The records below must be copied in full; omit the images.

========

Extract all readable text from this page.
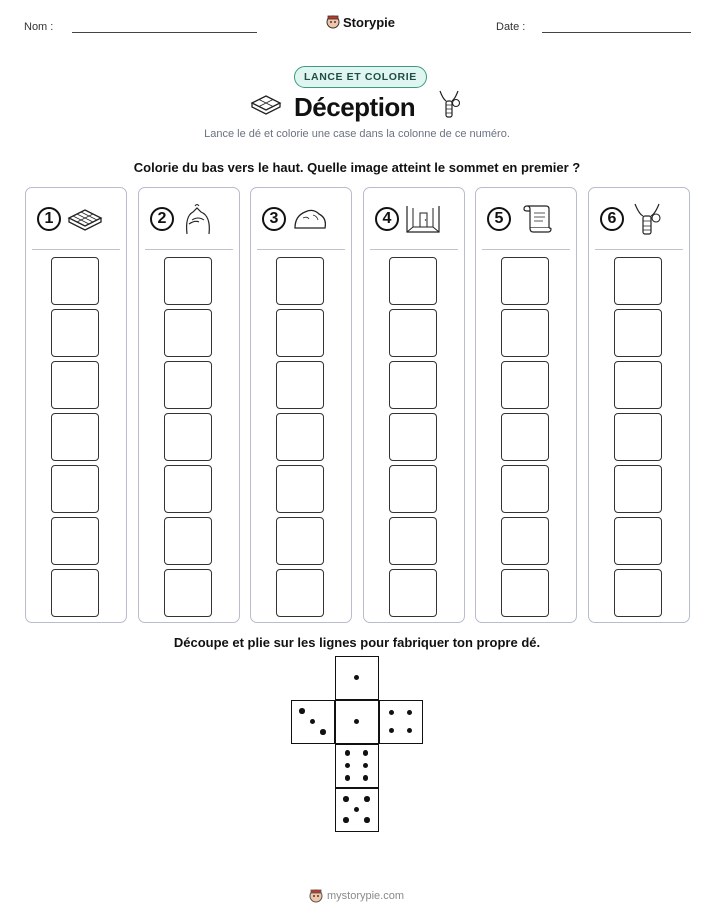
Nom :	Storypie	Date :
LANCE ET COLORIE
Déception
Lance le dé et colorie une case dans la colonne de ce numéro.
Colorie du bas vers le haut. Quelle image atteint le sommet en premier ?
1	2	3	4	5	6
Découpe et plie sur les lignes pour fabriquer ton propre dé.
mystorypie.com
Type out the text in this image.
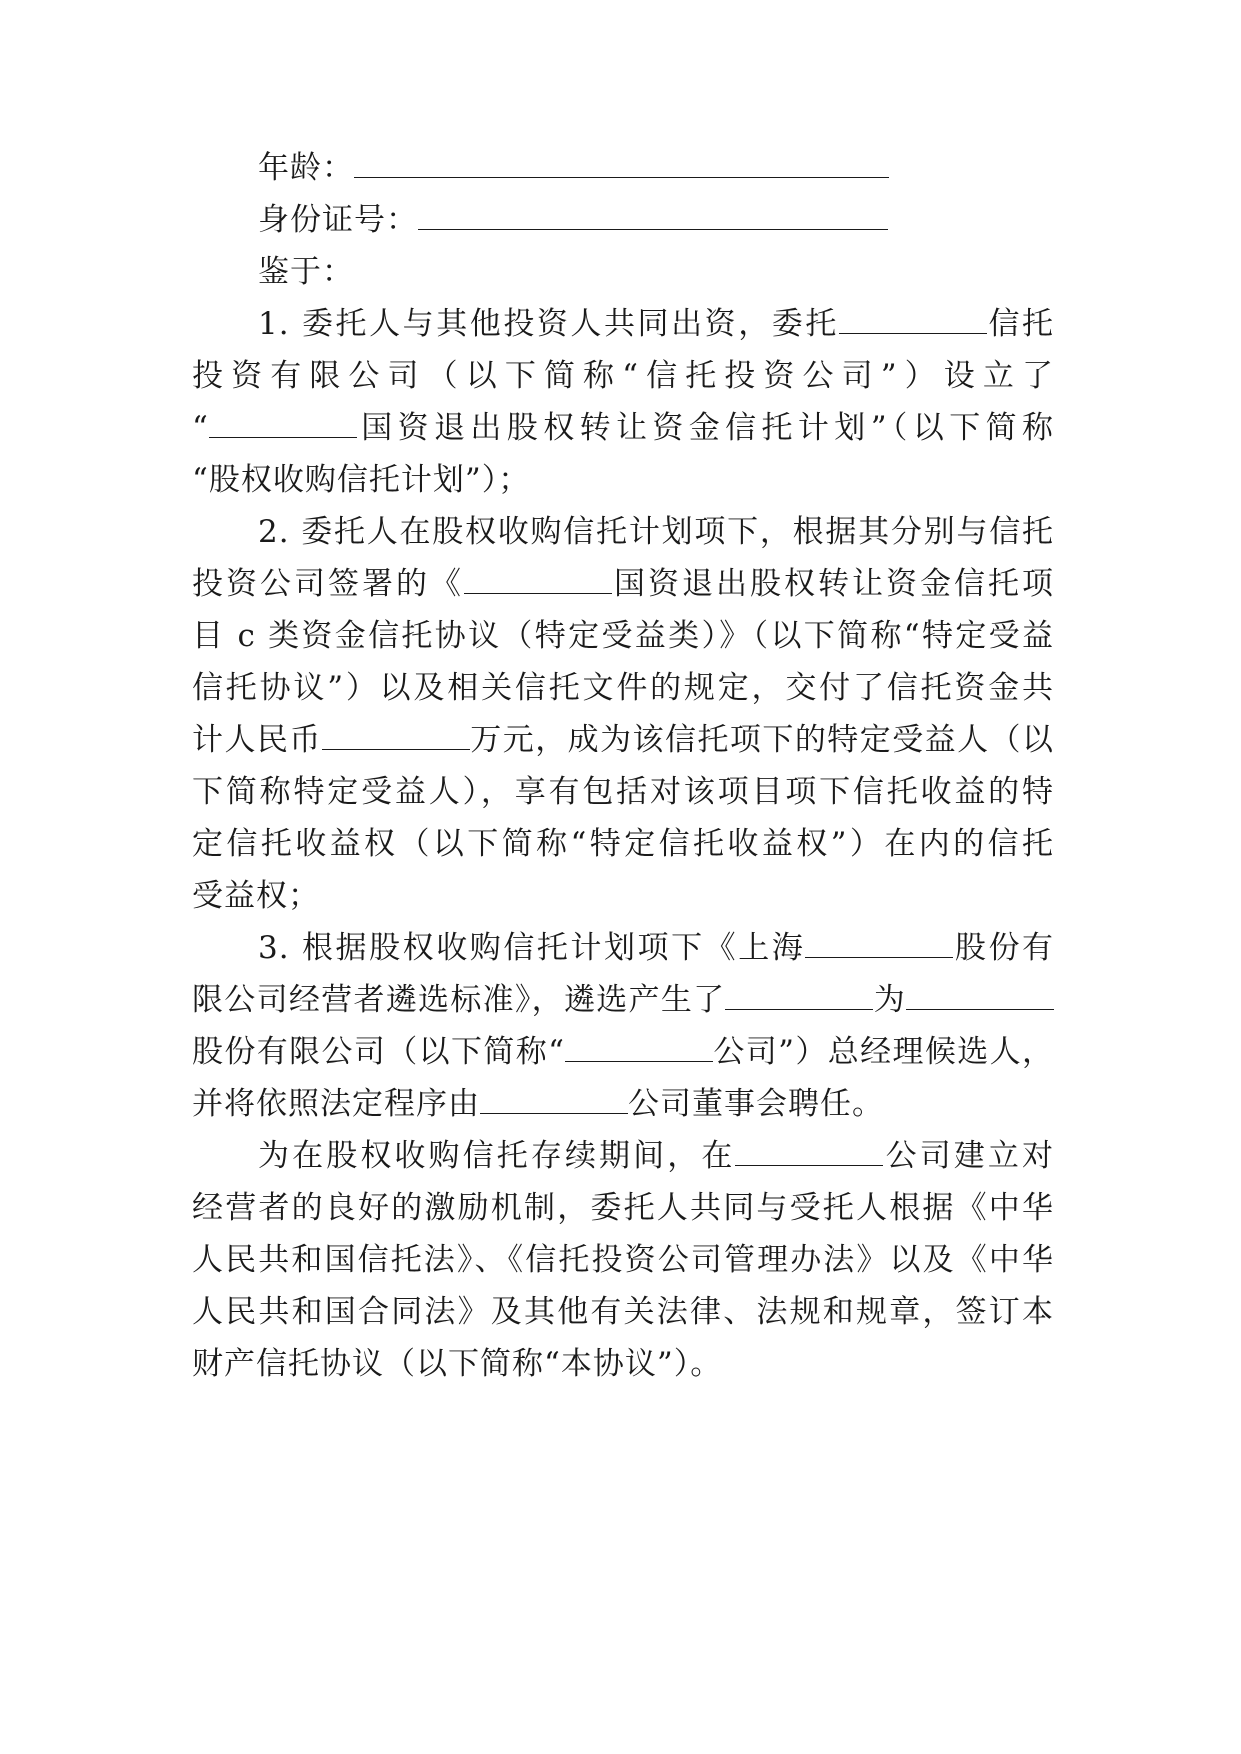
年龄：
身份证号：
鉴于：
1. 委托人与其他投资人共同出资，委托	信托
投资有限公司（以下简称“信托投资公司”）设立了
“	国资退出股权转让资金信托计划”（以下简称
“股权收购信托计划”）；
2. 委托人在股权收购信托计划项下，根据其分别与信托
投资公司签署的《	国资退出股权转让资金信托项
目 c 类资金信托协议（特定受益类）》（以下简称“特定受益
信托协议”）以及相关信托文件的规定，交付了信托资金共
计人民币	万元，成为该信托项下的特定受益人（以
下简称特定受益人），享有包括对该项目项下信托收益的特
定信托收益权（以下简称“特定信托收益权”）在内的信托
受益权；
3. 根据股权收购信托计划项下《上海	股份有
限公司经营者遴选标准》，遴选产生了	为
股份有限公司（以下简称“	公司”）总经理候选人，
并将依照法定程序由	公司董事会聘任。
为在股权收购信托存续期间，在	公司建立对
经营者的良好的激励机制，委托人共同与受托人根据《中华
人民共和国信托法》、《信托投资公司管理办法》以及《中华
人民共和国合同法》及其他有关法律、法规和规章，签订本
财产信托协议（以下简称“本协议”）。
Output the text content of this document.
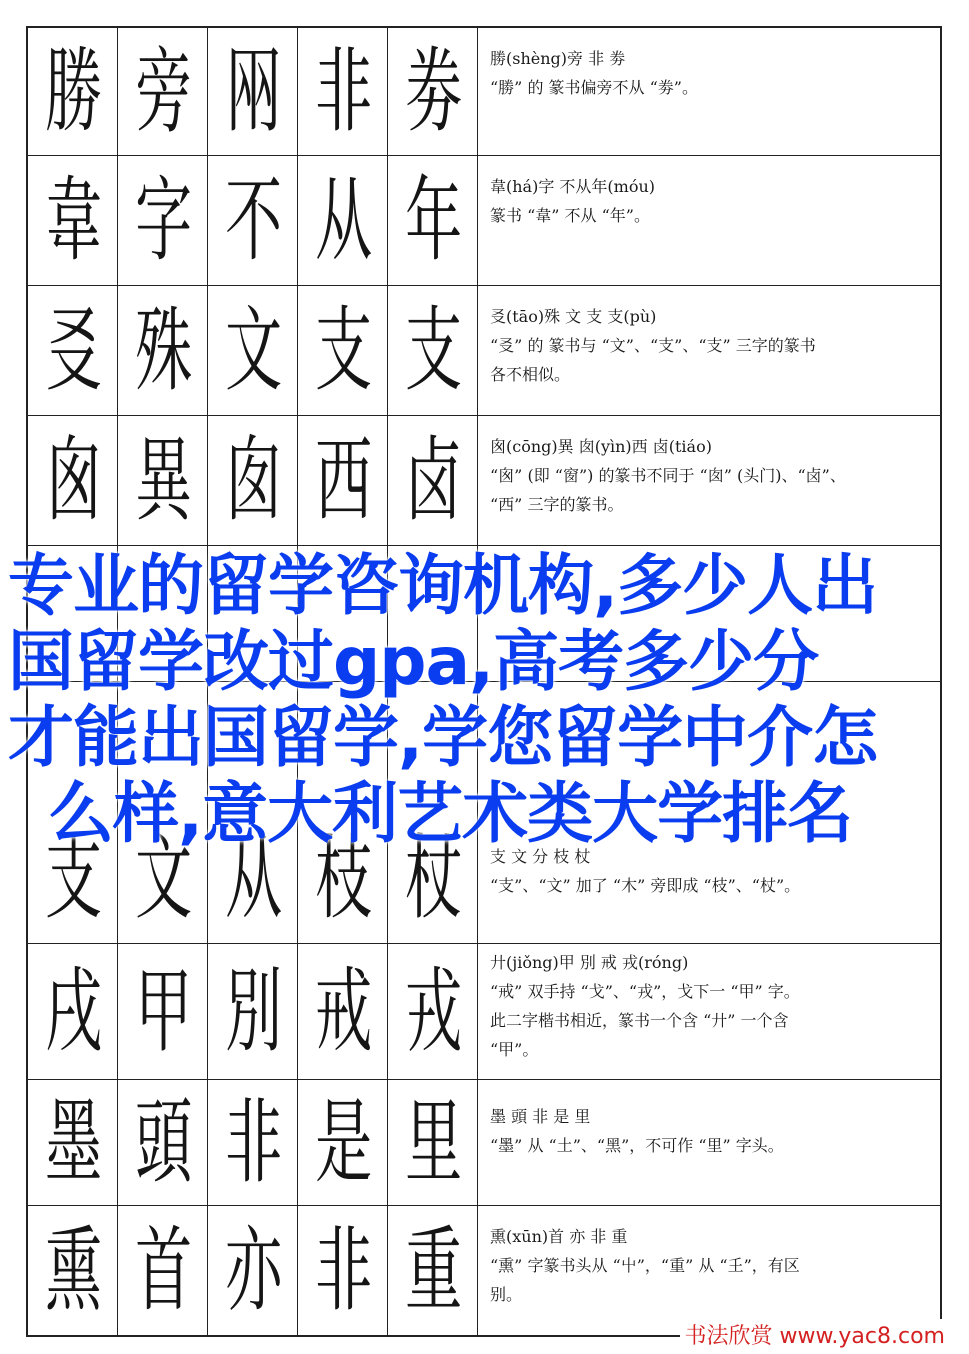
勝 旁 㒳 非 劵 勝(shèng)旁 非 劵
“勝” 的 篆书偏旁不从 “劵”。
韋 字 不 从 年 韋(há)字 不从年(móu)
篆书 “韋” 不从 “年”。
㕛 殊 文 支 支 㕛(tāo)殊 文 支 支(pù)
“㕛” 的 篆书与 “文”、“支”、“支” 三字的篆书
各不相似。
囪 異 囱 西 卤 囪(cōng)異 囱(yìn)西 卤(tiáo)
“囪” (即 “窗”) 的篆书不同于 “囱” (头门)、“卤”、
“西” 三字的篆书。
支 文 从 枝 杖 支 文 分 枝 杖
“支”、“文” 加了 “木” 旁即成 “枝”、“杖”。
戌 甲 別 戒 戎 廾(jiǒng)甲 別 戒 戎(róng)
“戒” 双手持 “戈”、“戎”，戈下一 “甲” 字。
此二字楷书相近，篆书一个含 “廾” 一个含
“甲”。
墨 頭 非 是 里 墨 頭 非 是 里
“墨” 从 “土”、“黑”，不可作 “里” 字头。
熏 首 亦 非 重 熏(xūn)首 亦 非 重
“熏” 字篆书头从 “屮”，“重” 从 “𡈼”，有区
别。
专业的留学咨询机构,多少人出
国留学改过gpa,高考多少分
才能出国留学,学您留学中介怎
么样,意大利艺术类大学排名
书法欣赏 www.yac8.com
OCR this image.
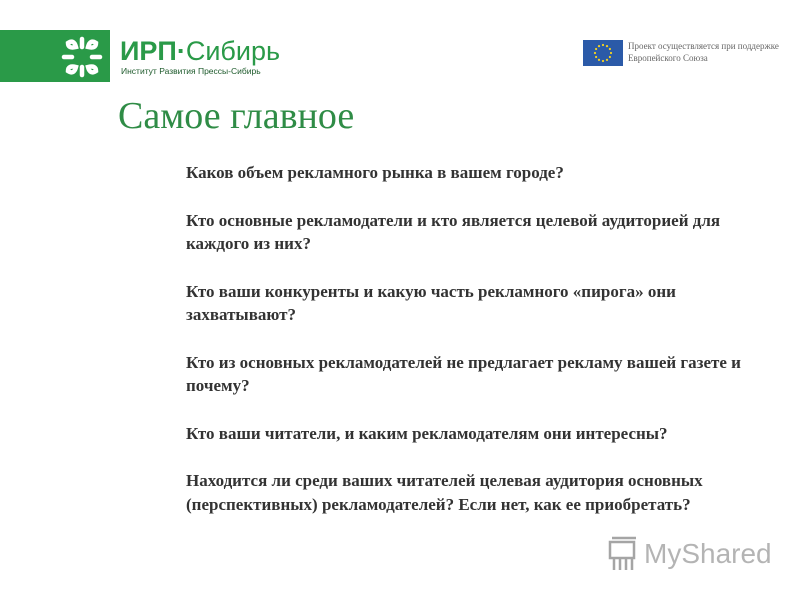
ИРП·Сибирь
Институт Развития Прессы-Сибирь
Проект осуществляется при поддержке Европейского Союза
Самое главное
Каков объем рекламного рынка в вашем городе?
Кто основные рекламодатели и кто является целевой аудиторией для каждого из них?
Кто ваши конкуренты и какую часть рекламного «пирога» они захватывают?
Кто из основных рекламодателей не предлагает рекламу вашей газете и почему?
Кто ваши читатели, и каким рекламодателям они интересны?
Находится ли среди ваших читателей целевая аудитория основных (перспективных) рекламодателей? Если нет, как ее приобретать?
MyShared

========

REPLY =>
Extract all readable text from this page.
Nom :	Storypie	Date :
LANCE ET COLORIE
Déception
Lance le dé et colorie une case dans la colonne de ce numéro.
Colorie du bas vers le haut. Quelle image atteint le sommet en premier ?
1	2	3	4	5	6
Découpe et plie sur les lignes pour fabriquer ton propre dé.
mystorypie.com
Type out the text in this image.
年龄：
身份证号：
鉴于：
1. 委托人与其他投资人共同出资，委托	信托
投资有限公司（以下简称“信托投资公司”）设立了
“	国资退出股权转让资金信托计划”（以下简称
“股权收购信托计划”）；
2. 委托人在股权收购信托计划项下，根据其分别与信托
投资公司签署的《	国资退出股权转让资金信托项
目 c 类资金信托协议（特定受益类）》（以下简称“特定受益
信托协议”）以及相关信托文件的规定，交付了信托资金共
计人民币	万元，成为该信托项下的特定受益人（以
下简称特定受益人），享有包括对该项目项下信托收益的特
定信托收益权（以下简称“特定信托收益权”）在内的信托
受益权；
3. 根据股权收购信托计划项下《上海	股份有
限公司经营者遴选标准》，遴选产生了	为
股份有限公司（以下简称“	公司”）总经理候选人，
并将依照法定程序由	公司董事会聘任。
为在股权收购信托存续期间，在	公司建立对
经营者的良好的激励机制，委托人共同与受托人根据《中华
人民共和国信托法》、《信托投资公司管理办法》以及《中华
人民共和国合同法》及其他有关法律、法规和规章，签订本
财产信托协议（以下简称“本协议”）。
Output the text content of this document.
勝 旁 㒳 非 劵 勝(shèng)旁 非 劵
“勝” 的 篆书偏旁不从 “劵”。
韋 字 不 从 年 韋(há)字 不从年(móu)
篆书 “韋” 不从 “年”。
㕛 殊 文 支 支 㕛(tāo)殊 文 支 支(pù)
“㕛” 的 篆书与 “文”、“支”、“支” 三字的篆书
各不相似。
囪 異 囱 西 卤 囪(cōng)異 囱(yìn)西 卤(tiáo)
“囪” (即 “窗”) 的篆书不同于 “囱” (头门)、“卤”、
“西” 三字的篆书。
支 文 从 枝 杖 支 文 分 枝 杖
“支”、“文” 加了 “木” 旁即成 “枝”、“杖”。
戌 甲 別 戒 戎 廾(jiǒng)甲 別 戒 戎(róng)
“戒” 双手持 “戈”、“戎”，戈下一 “甲” 字。
此二字楷书相近，篆书一个含 “廾” 一个含
“甲”。
墨 頭 非 是 里 墨 頭 非 是 里
“墨” 从 “土”、“黑”，不可作 “里” 字头。
熏 首 亦 非 重 熏(xūn)首 亦 非 重
“熏” 字篆书头从 “屮”，“重” 从 “𡈼”，有区
别。
专业的留学咨询机构,多少人出
国留学改过gpa,高考多少分
才能出国留学,学您留学中介怎
么样,意大利艺术类大学排名
书法欣赏 www.yac8.com
OCR this image.
ИРП·Сибирь
Институт Развития Прессы-Сибирь
Проект осуществляется при поддержке Европейского Союза
Самое главное
Каков объем рекламного рынка в вашем городе?
Кто основные рекламодатели и кто является целевой аудиторией для каждого из них?
Кто ваши конкуренты и какую часть рекламного «пирога» они захватывают?
Кто из основных рекламодателей не предлагает рекламу вашей газете и почему?
Кто ваши читатели, и каким рекламодателям они интересны?
Находится ли среди ваших читателей целевая аудитория основных (перспективных) рекламодателей? Если нет, как ее приобретать?
MyShared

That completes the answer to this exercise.